DIRECTION
Please print every record below exactly as it appears.
_____
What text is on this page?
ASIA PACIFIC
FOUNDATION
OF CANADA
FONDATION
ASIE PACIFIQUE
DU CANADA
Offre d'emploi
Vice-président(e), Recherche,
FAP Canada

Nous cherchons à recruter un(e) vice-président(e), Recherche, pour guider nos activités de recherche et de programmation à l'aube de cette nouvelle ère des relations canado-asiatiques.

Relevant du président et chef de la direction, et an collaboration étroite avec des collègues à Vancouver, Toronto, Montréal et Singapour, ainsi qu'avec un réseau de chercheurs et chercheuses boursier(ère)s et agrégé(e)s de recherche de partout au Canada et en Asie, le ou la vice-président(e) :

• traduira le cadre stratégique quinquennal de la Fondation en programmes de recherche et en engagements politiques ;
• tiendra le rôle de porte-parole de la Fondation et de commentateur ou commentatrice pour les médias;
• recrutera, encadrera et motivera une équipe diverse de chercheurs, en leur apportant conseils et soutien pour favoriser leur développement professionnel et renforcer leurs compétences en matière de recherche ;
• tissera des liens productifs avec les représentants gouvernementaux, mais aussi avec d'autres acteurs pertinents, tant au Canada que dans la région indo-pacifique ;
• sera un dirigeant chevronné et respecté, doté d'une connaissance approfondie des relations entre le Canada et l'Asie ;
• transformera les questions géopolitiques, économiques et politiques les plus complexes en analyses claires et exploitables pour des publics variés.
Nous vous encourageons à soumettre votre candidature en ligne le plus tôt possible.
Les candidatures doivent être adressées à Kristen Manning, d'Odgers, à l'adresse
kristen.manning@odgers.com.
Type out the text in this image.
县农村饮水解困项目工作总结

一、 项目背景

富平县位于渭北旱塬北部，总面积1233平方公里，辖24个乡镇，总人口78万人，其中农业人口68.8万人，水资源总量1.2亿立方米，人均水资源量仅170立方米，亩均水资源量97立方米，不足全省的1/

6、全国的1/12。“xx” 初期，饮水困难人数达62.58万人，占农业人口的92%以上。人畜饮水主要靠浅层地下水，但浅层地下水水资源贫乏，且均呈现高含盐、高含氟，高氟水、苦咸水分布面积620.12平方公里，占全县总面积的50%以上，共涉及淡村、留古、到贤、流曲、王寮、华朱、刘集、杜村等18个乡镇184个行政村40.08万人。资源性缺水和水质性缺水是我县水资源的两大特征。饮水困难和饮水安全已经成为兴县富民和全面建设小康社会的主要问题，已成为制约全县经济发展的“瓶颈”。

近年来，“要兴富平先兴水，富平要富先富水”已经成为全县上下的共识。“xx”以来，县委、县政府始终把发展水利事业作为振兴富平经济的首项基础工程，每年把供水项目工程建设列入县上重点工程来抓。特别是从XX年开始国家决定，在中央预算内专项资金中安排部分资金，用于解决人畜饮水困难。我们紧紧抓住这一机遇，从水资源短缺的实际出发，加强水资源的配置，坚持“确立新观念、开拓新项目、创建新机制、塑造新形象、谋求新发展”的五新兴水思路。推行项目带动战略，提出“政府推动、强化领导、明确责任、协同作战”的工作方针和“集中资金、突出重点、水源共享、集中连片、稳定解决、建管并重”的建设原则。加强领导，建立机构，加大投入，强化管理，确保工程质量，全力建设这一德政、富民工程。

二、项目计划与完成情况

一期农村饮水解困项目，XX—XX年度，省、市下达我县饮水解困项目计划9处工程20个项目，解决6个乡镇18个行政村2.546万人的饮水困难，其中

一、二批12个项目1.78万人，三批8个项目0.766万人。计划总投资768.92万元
_____
WRITTEN REPLY
What text is on this page?
ASIA PACIFIC
FOUNDATION
OF CANADA
FONDATION
ASIE PACIFIQUE
DU CANADA
Offre d'emploi
Vice-président(e), Recherche,
FAP Canada

Nous cherchons à recruter un(e) vice-président(e), Recherche, pour guider nos activités de recherche et de programmation à l'aube de cette nouvelle ère des relations canado-asiatiques.

Relevant du président et chef de la direction, et an collaboration étroite avec des collègues à Vancouver, Toronto, Montréal et Singapour, ainsi qu'avec un réseau de chercheurs et chercheuses boursier(ère)s et agrégé(e)s de recherche de partout au Canada et en Asie, le ou la vice-président(e) :

• traduira le cadre stratégique quinquennal de la Fondation en programmes de recherche et en engagements politiques ;
• tiendra le rôle de porte-parole de la Fondation et de commentateur ou commentatrice pour les médias;
• recrutera, encadrera et motivera une équipe diverse de chercheurs, en leur apportant conseils et soutien pour favoriser leur développement professionnel et renforcer leurs compétences en matière de recherche ;
• tissera des liens productifs avec les représentants gouvernementaux, mais aussi avec d'autres acteurs pertinents, tant au Canada que dans la région indo-pacifique ;
• sera un dirigeant chevronné et respecté, doté d'une connaissance approfondie des relations entre le Canada et l'Asie ;
• transformera les questions géopolitiques, économiques et politiques les plus complexes en analyses claires et exploitables pour des publics variés.
Nous vous encourageons à soumettre votre candidature en ligne le plus tôt possible.
Les candidatures doivent être adressées à Kristen Manning, d'Odgers, à l'adresse
kristen.manning@odgers.com.
Type out the text in this image.
县农村饮水解困项目工作总结

一、 项目背景

富平县位于渭北旱塬北部，总面积1233平方公里，辖24个乡镇，总人口78万人，其中农业人口68.8万人，水资源总量1.2亿立方米，人均水资源量仅170立方米，亩均水资源量97立方米，不足全省的1/

6、全国的1/12。“xx” 初期，饮水困难人数达62.58万人，占农业人口的92%以上。人畜饮水主要靠浅层地下水，但浅层地下水水资源贫乏，且均呈现高含盐、高含氟，高氟水、苦咸水分布面积620.12平方公里，占全县总面积的50%以上，共涉及淡村、留古、到贤、流曲、王寮、华朱、刘集、杜村等18个乡镇184个行政村40.08万人。资源性缺水和水质性缺水是我县水资源的两大特征。饮水困难和饮水安全已经成为兴县富民和全面建设小康社会的主要问题，已成为制约全县经济发展的“瓶颈”。

近年来，“要兴富平先兴水，富平要富先富水”已经成为全县上下的共识。“xx”以来，县委、县政府始终把发展水利事业作为振兴富平经济的首项基础工程，每年把供水项目工程建设列入县上重点工程来抓。特别是从XX年开始国家决定，在中央预算内专项资金中安排部分资金，用于解决人畜饮水困难。我们紧紧抓住这一机遇，从水资源短缺的实际出发，加强水资源的配置，坚持“确立新观念、开拓新项目、创建新机制、塑造新形象、谋求新发展”的五新兴水思路。推行项目带动战略，提出“政府推动、强化领导、明确责任、协同作战”的工作方针和“集中资金、突出重点、水源共享、集中连片、稳定解决、建管并重”的建设原则。加强领导，建立机构，加大投入，强化管理，确保工程质量，全力建设这一德政、富民工程。

二、项目计划与完成情况

一期农村饮水解困项目，XX—XX年度，省、市下达我县饮水解困项目计划9处工程20个项目，解决6个乡镇18个行政村2.546万人的饮水困难，其中

一、二批12个项目1.78万人，三批8个项目0.766万人。计划总投资768.92万元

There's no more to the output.